WRITTEN TASK
Report how many lines of the records below include the word "العادي". Give nothing but the number.

* Start INPUT *

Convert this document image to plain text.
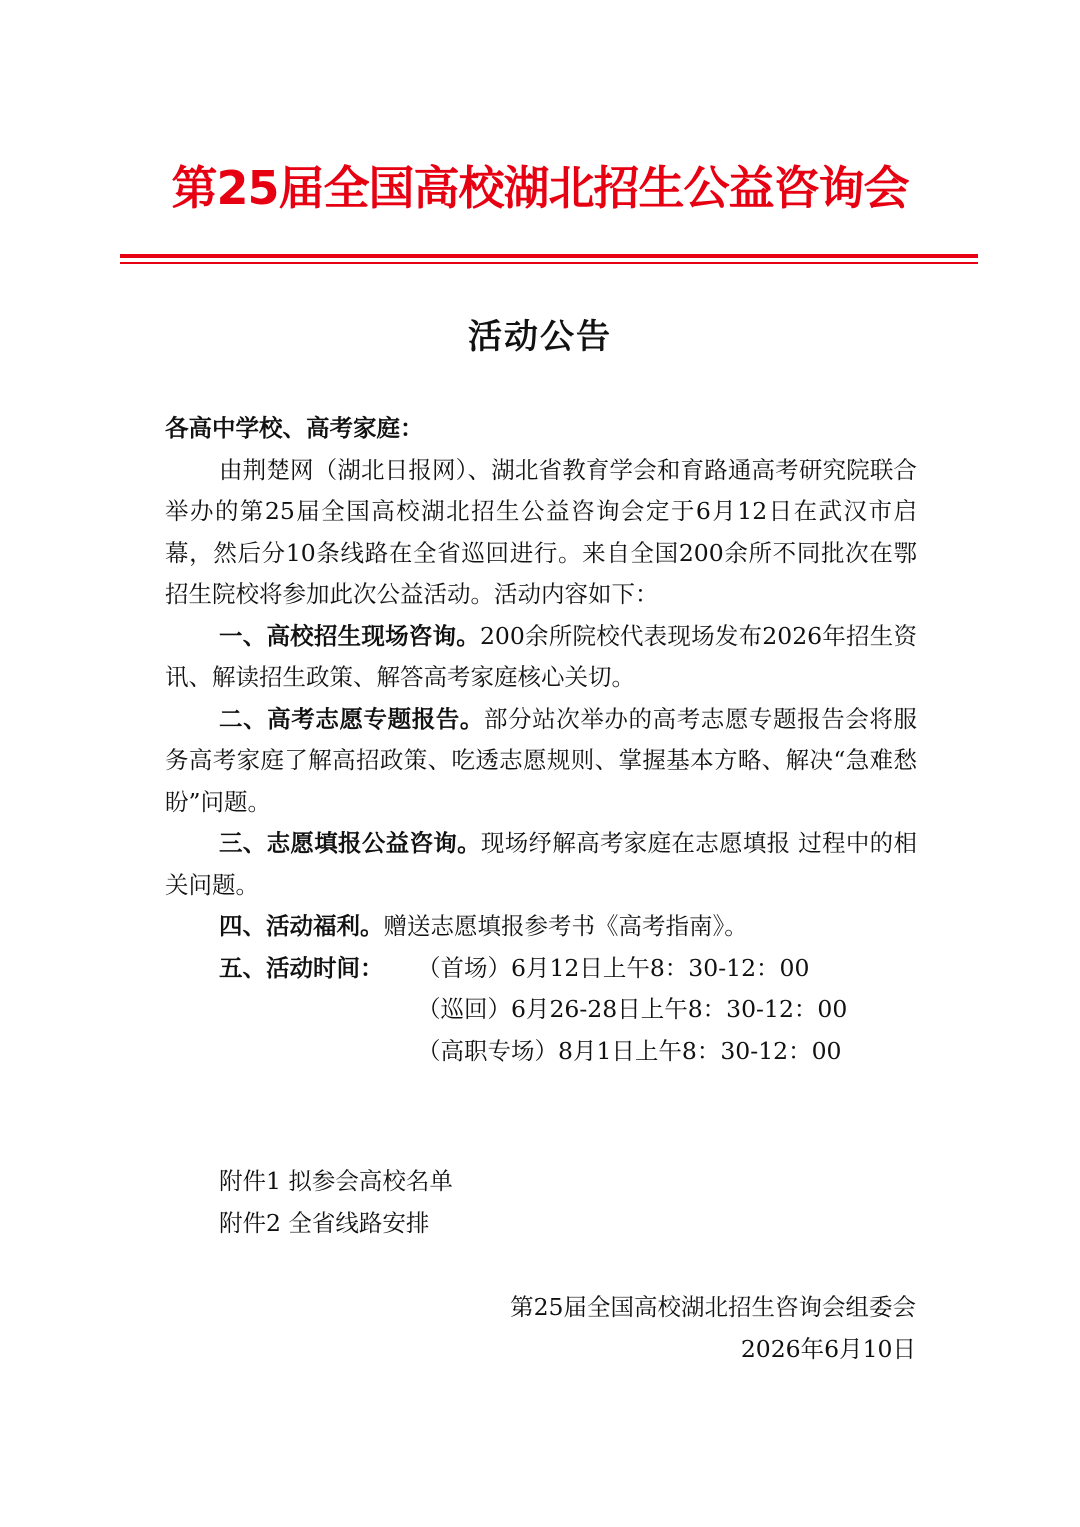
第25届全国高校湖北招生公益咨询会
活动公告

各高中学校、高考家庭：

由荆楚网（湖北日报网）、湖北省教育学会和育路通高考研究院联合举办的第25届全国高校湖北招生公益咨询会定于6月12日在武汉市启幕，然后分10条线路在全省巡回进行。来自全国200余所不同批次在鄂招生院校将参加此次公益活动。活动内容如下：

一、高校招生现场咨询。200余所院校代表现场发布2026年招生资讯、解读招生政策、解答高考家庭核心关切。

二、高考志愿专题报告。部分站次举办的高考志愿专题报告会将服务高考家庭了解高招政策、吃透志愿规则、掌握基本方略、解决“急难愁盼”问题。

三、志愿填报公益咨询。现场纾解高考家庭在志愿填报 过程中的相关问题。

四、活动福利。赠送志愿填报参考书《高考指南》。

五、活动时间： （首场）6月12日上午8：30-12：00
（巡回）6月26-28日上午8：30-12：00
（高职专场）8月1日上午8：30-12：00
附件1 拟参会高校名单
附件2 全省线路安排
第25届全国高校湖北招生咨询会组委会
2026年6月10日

* End INPUT *
* Start INPUT *

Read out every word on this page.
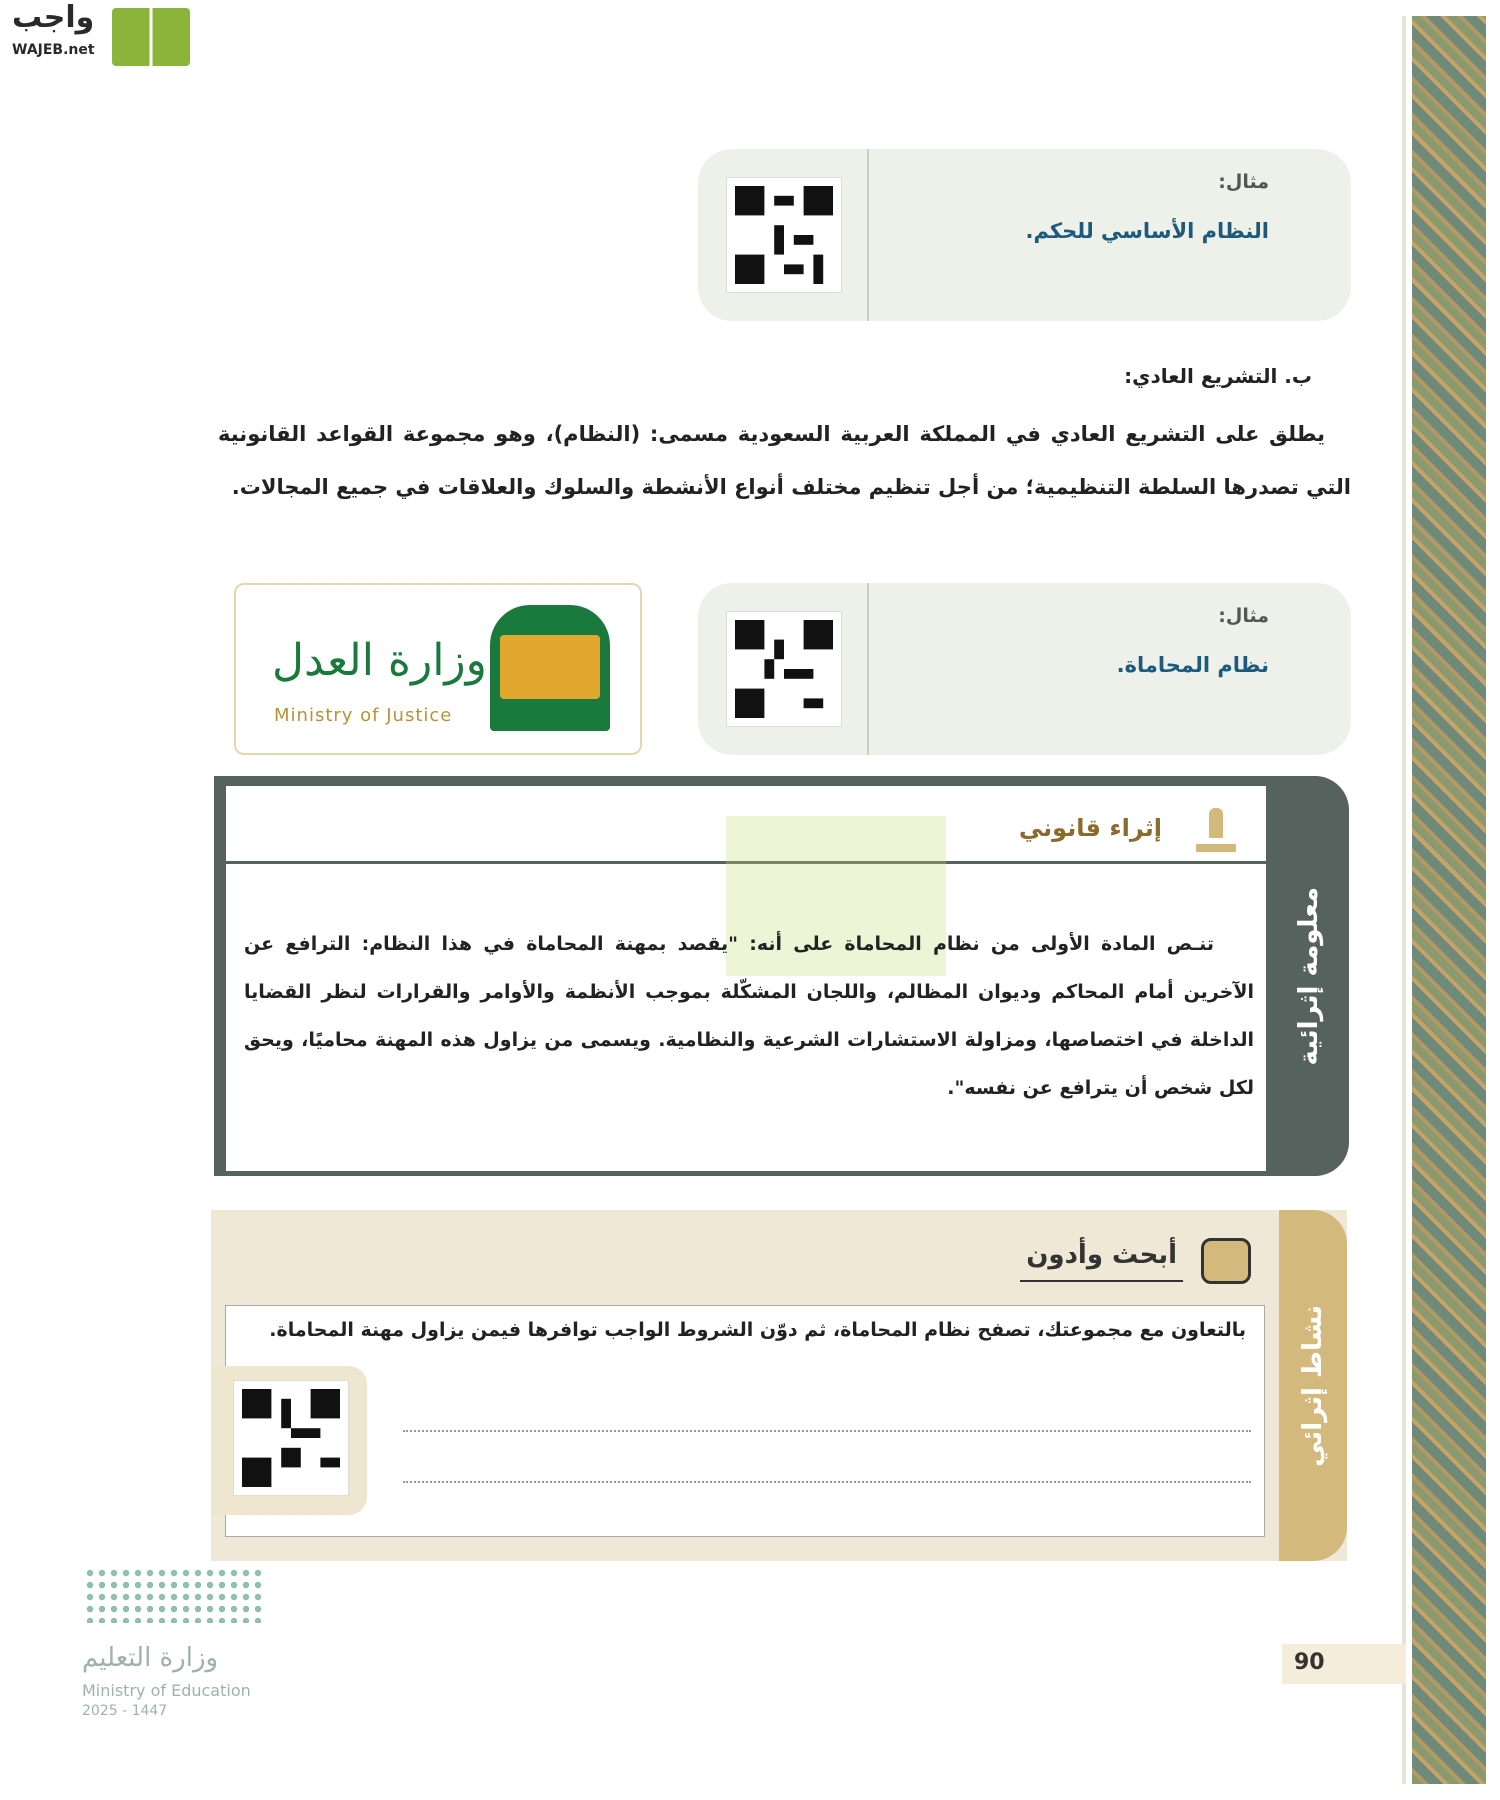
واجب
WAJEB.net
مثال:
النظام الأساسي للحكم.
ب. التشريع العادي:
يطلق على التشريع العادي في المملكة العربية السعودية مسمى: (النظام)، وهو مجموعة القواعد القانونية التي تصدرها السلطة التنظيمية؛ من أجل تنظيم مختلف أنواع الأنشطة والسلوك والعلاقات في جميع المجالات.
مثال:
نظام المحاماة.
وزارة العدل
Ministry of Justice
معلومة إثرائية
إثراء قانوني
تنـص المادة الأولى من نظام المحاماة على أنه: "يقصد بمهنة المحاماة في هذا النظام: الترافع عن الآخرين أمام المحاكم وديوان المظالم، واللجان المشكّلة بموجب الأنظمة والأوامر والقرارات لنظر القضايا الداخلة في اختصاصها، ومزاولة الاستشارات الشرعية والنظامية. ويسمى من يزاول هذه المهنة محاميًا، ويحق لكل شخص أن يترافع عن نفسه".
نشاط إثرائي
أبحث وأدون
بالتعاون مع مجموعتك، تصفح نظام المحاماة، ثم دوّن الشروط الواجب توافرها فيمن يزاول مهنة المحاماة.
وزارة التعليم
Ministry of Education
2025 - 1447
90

* End INPUT *

SOLUTION TO THE EXERCISE
2